::: Provided information

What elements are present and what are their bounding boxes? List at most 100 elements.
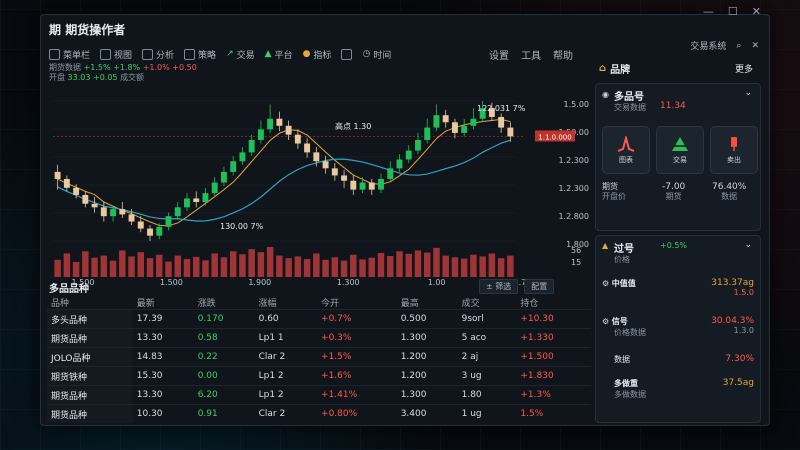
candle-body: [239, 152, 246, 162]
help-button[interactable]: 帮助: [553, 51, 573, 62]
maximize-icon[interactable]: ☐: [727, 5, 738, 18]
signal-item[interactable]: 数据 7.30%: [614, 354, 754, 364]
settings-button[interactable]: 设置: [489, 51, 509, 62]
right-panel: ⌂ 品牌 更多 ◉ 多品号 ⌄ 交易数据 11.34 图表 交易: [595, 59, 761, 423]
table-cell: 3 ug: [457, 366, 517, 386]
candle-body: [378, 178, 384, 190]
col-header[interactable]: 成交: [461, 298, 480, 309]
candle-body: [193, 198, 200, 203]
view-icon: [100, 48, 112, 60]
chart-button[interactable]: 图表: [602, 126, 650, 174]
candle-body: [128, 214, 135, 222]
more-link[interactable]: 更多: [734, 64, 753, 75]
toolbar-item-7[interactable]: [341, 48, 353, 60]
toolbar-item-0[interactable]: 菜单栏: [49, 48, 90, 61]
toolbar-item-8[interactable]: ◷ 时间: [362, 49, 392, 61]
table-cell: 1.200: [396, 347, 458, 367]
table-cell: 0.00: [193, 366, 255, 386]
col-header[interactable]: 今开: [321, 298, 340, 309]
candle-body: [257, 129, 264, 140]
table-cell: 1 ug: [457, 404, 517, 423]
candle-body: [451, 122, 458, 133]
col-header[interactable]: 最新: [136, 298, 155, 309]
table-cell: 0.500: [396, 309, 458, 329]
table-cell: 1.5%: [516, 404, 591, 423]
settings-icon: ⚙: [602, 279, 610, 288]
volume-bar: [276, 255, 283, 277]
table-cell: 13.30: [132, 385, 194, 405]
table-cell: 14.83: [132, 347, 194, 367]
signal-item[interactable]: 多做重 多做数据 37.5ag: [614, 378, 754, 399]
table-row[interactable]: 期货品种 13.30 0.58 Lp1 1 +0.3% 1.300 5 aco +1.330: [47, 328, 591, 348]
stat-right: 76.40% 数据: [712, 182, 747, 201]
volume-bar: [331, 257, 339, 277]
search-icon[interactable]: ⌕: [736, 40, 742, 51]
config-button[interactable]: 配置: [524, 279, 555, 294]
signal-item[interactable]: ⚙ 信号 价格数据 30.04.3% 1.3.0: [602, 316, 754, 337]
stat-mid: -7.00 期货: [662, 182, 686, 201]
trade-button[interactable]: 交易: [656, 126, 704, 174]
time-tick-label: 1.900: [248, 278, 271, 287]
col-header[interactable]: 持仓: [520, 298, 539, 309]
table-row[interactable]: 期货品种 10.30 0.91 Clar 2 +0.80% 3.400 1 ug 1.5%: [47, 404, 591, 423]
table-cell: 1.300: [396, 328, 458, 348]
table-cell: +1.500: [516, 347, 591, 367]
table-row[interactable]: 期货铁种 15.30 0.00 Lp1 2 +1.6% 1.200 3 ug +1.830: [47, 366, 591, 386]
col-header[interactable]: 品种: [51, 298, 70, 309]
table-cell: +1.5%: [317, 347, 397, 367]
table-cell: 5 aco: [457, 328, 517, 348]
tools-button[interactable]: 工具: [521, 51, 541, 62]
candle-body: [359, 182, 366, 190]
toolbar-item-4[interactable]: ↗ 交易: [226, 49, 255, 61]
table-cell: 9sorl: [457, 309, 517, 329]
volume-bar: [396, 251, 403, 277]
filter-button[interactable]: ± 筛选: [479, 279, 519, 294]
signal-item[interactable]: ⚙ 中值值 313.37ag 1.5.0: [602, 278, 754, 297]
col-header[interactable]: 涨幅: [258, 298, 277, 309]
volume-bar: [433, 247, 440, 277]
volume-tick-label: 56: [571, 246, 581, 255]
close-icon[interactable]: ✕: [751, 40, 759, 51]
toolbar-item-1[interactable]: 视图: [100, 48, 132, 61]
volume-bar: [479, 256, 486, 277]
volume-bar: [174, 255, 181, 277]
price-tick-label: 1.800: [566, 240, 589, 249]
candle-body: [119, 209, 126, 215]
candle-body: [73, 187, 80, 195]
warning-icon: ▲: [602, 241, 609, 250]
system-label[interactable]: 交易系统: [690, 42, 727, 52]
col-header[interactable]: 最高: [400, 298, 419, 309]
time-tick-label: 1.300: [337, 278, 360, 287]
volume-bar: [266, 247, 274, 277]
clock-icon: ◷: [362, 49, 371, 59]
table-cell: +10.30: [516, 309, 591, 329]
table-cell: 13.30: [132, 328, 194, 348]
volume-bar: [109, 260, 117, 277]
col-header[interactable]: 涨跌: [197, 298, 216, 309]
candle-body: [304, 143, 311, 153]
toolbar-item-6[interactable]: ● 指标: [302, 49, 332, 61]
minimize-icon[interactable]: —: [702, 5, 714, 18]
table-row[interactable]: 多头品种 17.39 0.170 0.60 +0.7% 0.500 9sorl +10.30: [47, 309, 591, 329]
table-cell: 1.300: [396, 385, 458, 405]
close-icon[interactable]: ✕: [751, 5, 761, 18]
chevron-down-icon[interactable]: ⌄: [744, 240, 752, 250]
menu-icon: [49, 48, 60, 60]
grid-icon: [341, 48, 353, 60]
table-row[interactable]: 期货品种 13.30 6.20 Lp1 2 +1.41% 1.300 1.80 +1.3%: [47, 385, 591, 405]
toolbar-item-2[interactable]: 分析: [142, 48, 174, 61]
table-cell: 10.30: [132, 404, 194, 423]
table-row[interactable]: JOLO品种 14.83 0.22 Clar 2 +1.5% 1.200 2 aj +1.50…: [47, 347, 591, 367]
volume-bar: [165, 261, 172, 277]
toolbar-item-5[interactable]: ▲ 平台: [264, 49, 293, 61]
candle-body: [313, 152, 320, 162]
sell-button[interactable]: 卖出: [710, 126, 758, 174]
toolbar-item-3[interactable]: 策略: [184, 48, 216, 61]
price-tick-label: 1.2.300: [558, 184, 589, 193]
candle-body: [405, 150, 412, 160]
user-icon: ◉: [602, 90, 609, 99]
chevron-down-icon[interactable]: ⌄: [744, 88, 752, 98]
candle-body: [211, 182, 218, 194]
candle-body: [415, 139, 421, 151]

::::::
::: Provided information

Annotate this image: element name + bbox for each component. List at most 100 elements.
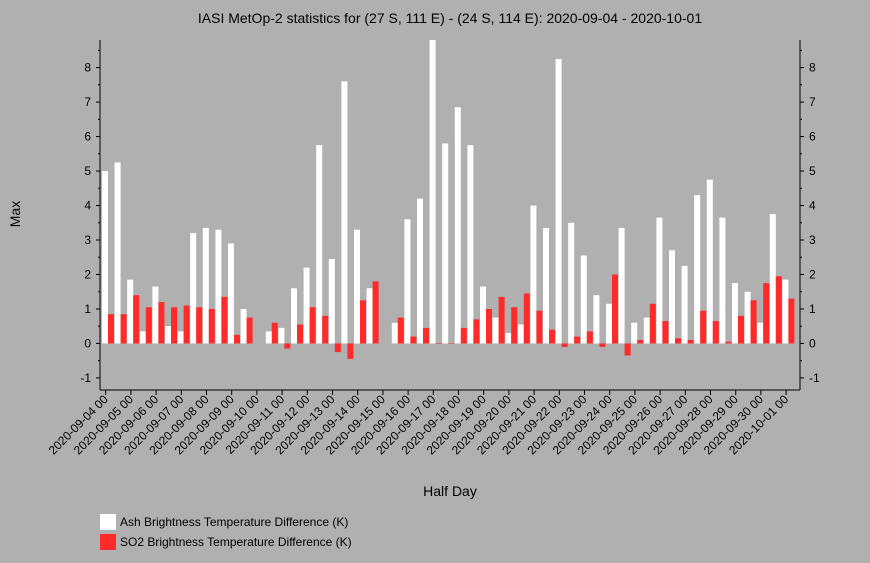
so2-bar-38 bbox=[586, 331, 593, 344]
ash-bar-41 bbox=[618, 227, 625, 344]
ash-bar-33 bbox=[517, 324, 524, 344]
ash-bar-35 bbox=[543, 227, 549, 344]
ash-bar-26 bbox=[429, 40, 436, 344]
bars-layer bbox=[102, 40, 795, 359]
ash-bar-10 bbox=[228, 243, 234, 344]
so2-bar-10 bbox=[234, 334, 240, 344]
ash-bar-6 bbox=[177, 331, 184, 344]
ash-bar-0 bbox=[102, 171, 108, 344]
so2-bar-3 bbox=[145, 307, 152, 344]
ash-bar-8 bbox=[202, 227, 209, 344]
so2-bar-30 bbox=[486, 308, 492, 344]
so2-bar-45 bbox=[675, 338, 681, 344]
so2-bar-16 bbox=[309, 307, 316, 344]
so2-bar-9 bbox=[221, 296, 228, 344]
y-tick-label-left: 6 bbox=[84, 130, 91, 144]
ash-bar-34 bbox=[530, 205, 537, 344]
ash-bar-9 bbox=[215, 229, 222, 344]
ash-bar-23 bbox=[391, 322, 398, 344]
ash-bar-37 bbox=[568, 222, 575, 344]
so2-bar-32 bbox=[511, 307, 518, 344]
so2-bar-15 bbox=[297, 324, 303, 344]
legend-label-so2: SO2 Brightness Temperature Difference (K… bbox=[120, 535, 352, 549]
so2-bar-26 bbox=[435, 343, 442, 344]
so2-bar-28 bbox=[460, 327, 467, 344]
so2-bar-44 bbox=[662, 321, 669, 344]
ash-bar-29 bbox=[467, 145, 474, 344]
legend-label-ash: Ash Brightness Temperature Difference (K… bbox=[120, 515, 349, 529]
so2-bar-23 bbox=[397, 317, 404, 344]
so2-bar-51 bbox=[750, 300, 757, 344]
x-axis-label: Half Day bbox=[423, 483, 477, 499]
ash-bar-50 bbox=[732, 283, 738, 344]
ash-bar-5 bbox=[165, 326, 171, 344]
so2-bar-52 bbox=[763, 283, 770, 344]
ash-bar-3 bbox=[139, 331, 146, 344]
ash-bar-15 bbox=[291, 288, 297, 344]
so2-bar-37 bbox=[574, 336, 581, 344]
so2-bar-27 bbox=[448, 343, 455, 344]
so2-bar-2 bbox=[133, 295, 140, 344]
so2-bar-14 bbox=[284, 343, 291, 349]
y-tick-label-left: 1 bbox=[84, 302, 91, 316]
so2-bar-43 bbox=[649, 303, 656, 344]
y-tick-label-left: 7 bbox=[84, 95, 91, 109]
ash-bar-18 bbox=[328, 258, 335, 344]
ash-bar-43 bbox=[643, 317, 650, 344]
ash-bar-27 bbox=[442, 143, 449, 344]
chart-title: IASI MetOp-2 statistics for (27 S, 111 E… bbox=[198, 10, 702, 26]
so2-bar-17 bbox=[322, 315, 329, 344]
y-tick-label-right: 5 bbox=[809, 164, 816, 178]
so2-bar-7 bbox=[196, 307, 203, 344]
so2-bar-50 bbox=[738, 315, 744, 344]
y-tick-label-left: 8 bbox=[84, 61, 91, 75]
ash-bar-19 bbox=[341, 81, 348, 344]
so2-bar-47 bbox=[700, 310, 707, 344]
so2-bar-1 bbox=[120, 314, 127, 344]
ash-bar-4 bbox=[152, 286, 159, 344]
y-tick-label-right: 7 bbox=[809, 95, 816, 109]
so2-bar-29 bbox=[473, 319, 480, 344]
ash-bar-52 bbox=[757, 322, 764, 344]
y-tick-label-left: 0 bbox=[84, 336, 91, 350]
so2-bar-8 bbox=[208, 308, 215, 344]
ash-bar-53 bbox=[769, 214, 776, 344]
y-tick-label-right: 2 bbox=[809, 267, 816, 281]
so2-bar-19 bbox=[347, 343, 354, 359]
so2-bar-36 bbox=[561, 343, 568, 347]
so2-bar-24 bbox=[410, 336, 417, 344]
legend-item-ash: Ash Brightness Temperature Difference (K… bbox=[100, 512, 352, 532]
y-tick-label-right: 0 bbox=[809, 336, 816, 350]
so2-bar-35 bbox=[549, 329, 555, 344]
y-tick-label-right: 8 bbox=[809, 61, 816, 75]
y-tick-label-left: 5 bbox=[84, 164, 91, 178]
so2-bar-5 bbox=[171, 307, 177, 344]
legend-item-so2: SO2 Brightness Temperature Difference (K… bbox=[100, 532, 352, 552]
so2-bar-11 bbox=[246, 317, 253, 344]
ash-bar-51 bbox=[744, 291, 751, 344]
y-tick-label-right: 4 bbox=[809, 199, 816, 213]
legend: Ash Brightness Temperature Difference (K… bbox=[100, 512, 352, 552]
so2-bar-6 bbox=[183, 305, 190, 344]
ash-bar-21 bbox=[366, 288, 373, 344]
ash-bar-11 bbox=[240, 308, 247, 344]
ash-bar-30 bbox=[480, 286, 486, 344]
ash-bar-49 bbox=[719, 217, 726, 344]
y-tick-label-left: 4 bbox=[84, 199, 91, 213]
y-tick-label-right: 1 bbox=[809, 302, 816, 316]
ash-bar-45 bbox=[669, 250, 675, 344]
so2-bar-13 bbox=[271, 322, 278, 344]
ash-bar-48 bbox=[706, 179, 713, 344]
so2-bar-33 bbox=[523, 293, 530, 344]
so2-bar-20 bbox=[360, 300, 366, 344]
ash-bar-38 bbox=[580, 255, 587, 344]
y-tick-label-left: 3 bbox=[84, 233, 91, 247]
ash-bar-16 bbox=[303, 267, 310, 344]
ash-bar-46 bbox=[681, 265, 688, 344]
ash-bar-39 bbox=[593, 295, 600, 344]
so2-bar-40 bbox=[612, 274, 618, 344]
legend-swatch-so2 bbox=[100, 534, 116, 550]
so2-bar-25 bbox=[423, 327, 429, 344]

::::::
::: Provided information

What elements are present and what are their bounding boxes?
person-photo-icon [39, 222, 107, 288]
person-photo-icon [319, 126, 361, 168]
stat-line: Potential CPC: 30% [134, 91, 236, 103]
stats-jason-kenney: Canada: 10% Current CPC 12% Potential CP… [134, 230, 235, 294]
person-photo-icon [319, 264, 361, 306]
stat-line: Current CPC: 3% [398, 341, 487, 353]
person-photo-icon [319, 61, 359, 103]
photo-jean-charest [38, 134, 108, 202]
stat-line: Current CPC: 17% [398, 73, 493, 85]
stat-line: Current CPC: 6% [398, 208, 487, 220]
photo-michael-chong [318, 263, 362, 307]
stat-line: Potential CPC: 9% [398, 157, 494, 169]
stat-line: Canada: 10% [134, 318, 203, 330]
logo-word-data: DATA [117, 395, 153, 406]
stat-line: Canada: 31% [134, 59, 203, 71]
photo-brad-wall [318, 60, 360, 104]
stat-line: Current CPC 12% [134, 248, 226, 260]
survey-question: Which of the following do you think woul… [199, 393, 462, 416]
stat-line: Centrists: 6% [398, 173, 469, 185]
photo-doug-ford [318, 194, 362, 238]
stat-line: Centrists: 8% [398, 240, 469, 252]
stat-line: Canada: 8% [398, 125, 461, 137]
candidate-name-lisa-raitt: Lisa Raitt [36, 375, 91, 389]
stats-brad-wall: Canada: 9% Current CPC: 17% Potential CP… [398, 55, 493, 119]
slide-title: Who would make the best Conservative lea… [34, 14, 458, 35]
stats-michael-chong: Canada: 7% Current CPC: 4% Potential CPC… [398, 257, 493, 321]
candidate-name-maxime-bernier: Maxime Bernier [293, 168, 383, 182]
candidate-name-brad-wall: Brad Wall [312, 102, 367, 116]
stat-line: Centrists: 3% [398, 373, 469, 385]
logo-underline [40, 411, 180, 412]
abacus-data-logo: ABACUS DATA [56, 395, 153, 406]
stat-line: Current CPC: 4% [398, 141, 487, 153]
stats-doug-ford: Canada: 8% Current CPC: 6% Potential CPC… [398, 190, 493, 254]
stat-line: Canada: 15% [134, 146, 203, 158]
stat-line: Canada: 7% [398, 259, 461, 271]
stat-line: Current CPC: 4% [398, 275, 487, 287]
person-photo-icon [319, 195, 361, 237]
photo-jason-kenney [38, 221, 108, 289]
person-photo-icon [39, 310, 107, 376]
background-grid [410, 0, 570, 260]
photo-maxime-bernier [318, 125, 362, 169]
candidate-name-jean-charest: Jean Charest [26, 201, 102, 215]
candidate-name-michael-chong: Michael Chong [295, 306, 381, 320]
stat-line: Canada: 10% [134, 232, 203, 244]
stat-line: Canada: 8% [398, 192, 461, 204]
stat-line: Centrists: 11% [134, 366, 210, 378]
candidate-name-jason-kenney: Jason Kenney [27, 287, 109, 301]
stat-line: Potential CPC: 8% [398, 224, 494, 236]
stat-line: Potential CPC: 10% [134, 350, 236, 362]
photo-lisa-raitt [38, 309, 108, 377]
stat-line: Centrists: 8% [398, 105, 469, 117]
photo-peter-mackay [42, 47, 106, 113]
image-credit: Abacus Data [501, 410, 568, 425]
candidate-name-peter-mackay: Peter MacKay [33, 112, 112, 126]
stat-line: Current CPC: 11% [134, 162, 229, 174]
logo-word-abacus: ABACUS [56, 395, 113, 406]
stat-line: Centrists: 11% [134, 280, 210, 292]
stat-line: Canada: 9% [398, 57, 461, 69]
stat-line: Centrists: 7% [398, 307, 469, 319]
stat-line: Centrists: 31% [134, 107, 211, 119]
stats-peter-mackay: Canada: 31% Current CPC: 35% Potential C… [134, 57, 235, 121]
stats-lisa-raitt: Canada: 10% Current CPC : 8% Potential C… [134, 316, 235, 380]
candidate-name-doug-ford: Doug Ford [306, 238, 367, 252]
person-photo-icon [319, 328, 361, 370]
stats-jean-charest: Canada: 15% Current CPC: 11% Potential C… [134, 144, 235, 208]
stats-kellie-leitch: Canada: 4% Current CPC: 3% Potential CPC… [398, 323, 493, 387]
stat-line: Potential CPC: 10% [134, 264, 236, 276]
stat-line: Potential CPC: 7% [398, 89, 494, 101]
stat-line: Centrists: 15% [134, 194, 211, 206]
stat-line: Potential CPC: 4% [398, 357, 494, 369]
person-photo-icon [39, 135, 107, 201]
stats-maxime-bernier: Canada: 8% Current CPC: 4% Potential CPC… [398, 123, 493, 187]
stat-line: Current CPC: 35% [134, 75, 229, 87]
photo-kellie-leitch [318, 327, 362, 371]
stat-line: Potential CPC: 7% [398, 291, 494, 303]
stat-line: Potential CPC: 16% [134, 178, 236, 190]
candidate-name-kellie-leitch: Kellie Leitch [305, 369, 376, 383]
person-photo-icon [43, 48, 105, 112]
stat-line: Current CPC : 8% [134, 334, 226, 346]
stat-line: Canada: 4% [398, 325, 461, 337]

::::::

Write out the lines starting at the one containing "candle-body: [239, 152, 246, 162]" and ending at the one containing "col-header[interactable]: 成交: [461, 298, 480, 309]", swapping "candle-body" for "candle-bar" and leaving everything else unchanged.

● Completed exercise:
candle-bar: [239, 152, 246, 162]
help-button[interactable]: 帮助: [553, 51, 573, 62]
maximize-icon[interactable]: ☐: [727, 5, 738, 18]
signal-item[interactable]: 数据 7.30%: [614, 354, 754, 364]
settings-button[interactable]: 设置: [489, 51, 509, 62]
right-panel: ⌂ 品牌 更多 ◉ 多品号 ⌄ 交易数据 11.34 图表 交易: [595, 59, 761, 423]
table-cell: 3 ug: [457, 366, 517, 386]
candle-bar: [378, 178, 384, 190]
col-header[interactable]: 成交: [461, 298, 480, 309]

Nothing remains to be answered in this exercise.